WHAT IS ASKED: Can you reproduce the part of the Holga film post that runs from "So, I shot a" up to and including "as a detail.", word for word?

PASSAGE TO READ:
::::::::

So, I shot a few rolls of 120 in my Holga, with the frame counter set at 16 images for 645 but without the 645 mask. The results looked promising, but I'd used the last of my fixer to develop the film, and it was a Sunday. So I scanned them on my 5-year-old flatbed, because sometimes I can get a reasonable peek if the negatives are thin enough. The results were very flat, so I adjusted and adjusted and adjusted the levels in ps until I had nice contrast, but I ended up with huge lumps of grain resembling TV static. And it was PERFECT. Now, I'm a firm believer that anything that can be done in ps can be done in the darkroom BETTER, but I think I may need some help on this one.

Click on my name if you think you can help... I posted the full length image in my personal portfolio but the 650 pixel limit left it pretty small, so I cut it in half and posted that as a detail.

::::::::

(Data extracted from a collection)

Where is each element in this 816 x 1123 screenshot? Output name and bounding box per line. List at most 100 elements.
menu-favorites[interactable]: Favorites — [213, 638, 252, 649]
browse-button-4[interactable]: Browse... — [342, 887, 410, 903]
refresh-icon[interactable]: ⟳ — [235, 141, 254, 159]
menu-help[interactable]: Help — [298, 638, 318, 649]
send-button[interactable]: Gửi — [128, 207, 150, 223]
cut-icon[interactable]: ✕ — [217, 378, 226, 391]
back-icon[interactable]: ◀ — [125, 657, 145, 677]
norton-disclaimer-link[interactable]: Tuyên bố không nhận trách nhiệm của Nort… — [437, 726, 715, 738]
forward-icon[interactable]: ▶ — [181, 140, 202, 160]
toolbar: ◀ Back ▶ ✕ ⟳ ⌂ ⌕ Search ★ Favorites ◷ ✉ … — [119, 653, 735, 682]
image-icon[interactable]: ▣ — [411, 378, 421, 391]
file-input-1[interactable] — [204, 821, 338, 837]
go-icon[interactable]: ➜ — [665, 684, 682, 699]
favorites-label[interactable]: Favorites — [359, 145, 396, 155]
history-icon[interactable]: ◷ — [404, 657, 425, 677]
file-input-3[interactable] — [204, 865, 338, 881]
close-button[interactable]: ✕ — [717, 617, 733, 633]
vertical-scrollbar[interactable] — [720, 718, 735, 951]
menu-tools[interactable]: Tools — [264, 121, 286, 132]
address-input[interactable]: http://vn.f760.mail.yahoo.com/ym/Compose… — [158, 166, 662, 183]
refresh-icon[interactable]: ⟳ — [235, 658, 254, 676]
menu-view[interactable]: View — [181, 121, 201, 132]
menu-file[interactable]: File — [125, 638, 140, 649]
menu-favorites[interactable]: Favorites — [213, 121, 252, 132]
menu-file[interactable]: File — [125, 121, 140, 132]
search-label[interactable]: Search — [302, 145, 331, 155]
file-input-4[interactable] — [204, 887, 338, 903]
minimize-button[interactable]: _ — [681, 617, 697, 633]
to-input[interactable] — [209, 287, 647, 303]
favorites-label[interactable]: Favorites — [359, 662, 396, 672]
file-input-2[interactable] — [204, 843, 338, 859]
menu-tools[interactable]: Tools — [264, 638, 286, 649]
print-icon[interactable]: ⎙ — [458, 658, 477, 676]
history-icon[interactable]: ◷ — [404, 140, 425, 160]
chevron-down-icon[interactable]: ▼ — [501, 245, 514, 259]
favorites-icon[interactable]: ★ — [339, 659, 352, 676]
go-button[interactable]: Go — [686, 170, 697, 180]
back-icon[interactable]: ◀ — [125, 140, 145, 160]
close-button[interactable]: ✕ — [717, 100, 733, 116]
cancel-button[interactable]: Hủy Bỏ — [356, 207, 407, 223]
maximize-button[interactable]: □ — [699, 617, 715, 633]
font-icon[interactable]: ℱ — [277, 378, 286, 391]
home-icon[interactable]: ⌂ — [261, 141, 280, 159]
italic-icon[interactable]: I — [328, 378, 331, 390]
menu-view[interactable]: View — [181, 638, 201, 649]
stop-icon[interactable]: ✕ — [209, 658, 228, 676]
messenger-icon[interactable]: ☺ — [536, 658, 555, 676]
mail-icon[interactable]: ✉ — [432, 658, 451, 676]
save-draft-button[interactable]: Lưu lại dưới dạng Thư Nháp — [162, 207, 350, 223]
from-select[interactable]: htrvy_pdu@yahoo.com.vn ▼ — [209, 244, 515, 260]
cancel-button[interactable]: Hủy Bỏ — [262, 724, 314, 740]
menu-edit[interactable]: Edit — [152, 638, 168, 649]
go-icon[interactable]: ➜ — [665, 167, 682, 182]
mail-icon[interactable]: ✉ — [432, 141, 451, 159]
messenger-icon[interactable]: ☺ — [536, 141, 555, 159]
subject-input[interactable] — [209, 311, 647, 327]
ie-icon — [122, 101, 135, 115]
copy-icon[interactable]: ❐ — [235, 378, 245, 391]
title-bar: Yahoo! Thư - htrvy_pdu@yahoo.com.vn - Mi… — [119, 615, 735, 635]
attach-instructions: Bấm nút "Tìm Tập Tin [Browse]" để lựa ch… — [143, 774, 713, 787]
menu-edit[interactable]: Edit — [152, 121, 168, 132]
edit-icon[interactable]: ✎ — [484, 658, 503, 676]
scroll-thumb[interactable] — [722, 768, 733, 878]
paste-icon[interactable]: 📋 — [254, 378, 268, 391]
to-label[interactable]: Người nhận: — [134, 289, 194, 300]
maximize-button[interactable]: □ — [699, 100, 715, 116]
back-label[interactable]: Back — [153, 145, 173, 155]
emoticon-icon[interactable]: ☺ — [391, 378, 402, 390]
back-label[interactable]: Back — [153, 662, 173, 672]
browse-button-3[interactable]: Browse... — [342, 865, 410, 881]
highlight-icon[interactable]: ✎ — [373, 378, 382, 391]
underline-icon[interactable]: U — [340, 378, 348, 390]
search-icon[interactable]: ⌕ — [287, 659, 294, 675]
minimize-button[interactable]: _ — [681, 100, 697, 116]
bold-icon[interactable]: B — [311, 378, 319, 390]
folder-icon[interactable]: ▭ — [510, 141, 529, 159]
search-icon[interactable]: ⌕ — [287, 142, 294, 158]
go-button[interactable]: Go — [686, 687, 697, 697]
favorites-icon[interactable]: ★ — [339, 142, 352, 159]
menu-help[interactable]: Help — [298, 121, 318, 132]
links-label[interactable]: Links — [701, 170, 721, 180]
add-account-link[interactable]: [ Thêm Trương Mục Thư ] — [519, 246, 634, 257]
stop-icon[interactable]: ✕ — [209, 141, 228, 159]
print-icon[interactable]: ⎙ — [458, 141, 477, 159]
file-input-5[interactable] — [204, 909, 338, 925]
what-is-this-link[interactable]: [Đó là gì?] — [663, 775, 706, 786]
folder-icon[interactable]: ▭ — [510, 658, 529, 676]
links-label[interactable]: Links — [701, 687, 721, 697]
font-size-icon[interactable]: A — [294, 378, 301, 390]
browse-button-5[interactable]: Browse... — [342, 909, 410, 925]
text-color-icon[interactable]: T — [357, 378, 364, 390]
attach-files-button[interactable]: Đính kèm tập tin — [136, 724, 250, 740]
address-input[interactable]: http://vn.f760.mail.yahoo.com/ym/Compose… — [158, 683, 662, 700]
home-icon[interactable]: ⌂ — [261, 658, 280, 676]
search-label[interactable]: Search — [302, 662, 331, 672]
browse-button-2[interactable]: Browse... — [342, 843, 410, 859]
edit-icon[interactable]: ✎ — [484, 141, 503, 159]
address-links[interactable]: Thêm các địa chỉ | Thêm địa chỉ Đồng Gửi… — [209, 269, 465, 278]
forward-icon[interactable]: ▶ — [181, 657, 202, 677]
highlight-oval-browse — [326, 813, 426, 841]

::::::::

RESPONSE TO THE EXERCISE:
So, I shot a few rolls of 120 in my Holga, with the frame counter set at 16 images for 645 but without the 645 mask. The results looked promising, but I'd used the last of my fixer to develop the film, and it was a Sunday. So I scanned them on my 5-year-old flatbed, because sometimes I can get a reasonable peek if the negatives are thin enough. The results were very flat, so I adjusted and adjusted and adjusted the levels in ps until I had nice contrast, but I ended up with huge lumps of grain resembling TV static. And it was PERFECT. Now, I'm a firm believer that anything that can be done in ps can be done in the darkroom BETTER, but I think I may need some help on this one.

Click on my name if you think you can help... I posted the full length image in my personal portfolio but the 650 pixel limit left it pretty small, so I cut it in half and posted that as a detail.